- Work to be completed
Locate the lines of the listing below that hold "пальца", then copy each of them.

- Supplied material
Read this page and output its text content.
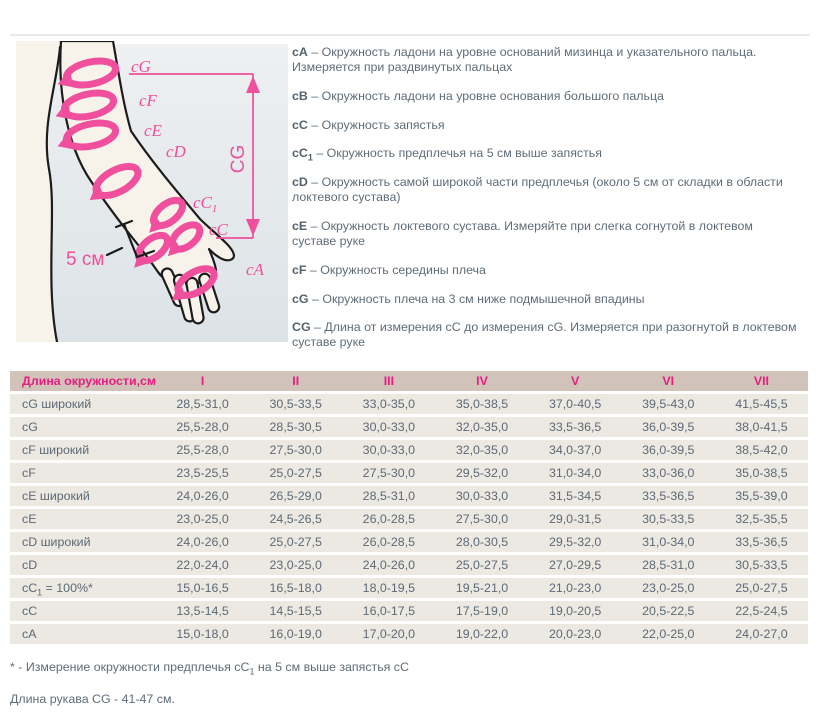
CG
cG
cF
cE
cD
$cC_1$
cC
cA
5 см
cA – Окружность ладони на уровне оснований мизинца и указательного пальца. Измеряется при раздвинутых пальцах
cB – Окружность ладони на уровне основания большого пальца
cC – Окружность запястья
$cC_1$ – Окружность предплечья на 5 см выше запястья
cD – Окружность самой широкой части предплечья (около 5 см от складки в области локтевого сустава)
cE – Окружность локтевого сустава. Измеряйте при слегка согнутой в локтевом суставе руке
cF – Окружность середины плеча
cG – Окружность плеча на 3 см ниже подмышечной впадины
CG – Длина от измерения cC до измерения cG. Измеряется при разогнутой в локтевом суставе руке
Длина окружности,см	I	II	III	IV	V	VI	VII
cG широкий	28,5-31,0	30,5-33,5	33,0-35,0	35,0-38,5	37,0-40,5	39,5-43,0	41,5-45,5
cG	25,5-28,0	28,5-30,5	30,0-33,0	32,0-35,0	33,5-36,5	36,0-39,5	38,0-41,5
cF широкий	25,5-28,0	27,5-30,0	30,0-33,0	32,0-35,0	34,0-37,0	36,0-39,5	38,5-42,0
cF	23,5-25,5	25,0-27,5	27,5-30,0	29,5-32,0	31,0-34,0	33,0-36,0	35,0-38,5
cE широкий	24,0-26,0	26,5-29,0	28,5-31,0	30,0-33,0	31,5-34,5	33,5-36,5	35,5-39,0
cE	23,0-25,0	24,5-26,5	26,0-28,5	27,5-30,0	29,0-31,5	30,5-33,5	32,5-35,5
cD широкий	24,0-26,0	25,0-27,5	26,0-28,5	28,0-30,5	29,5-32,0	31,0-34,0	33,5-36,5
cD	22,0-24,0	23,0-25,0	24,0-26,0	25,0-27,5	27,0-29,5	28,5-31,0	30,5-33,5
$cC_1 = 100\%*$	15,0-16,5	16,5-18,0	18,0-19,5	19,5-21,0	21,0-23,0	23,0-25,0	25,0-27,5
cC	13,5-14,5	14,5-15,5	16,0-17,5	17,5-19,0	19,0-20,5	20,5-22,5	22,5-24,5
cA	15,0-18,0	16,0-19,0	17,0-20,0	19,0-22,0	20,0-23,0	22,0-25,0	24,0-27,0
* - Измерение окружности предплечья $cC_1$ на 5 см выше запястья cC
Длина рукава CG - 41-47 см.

- Solution for this problem
cA – Окружность ладони на уровне оснований мизинца и указательного пальца. Измеряется при раздвинутых пальцах
cB – Окружность ладони на уровне основания большого пальца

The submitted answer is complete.